» Task to carry out: Show every line containing "label" by copying it.

Collection entries:
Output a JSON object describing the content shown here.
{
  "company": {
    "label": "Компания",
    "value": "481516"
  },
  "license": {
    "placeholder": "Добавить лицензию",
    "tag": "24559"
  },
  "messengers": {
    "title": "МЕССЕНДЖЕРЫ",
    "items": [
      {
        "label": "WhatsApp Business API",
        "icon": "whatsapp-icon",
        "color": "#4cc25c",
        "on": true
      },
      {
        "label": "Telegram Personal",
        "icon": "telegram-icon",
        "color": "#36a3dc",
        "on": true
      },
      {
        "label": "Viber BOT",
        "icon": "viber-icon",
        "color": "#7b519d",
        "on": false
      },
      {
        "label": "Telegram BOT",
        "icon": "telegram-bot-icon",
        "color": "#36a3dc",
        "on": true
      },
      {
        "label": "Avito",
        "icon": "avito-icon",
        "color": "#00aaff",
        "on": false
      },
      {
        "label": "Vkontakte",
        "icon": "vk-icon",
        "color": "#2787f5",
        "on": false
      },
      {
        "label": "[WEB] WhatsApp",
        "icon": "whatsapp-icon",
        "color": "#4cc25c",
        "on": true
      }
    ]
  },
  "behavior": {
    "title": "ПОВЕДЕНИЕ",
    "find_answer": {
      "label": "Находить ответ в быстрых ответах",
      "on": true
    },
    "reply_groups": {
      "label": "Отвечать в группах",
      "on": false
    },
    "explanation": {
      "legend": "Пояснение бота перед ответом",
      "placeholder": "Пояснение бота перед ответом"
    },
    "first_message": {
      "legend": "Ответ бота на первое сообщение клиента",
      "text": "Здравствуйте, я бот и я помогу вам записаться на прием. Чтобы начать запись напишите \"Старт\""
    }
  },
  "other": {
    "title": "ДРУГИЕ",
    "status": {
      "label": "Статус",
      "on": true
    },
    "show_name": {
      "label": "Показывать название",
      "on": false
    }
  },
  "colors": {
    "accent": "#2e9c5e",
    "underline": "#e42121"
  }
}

» Answer to the problem:
    "label": "Компания",
        "label": "WhatsApp Business API",
        "label": "Telegram Personal",
        "label": "Viber BOT",
        "label": "Telegram BOT",
        "label": "Avito",
        "label": "Vkontakte",
        "label": "[WEB] WhatsApp",
      "label": "Находить ответ в быстрых ответах",
      "label": "Отвечать в группах",
      "label": "Статус",
      "label": "Показывать название",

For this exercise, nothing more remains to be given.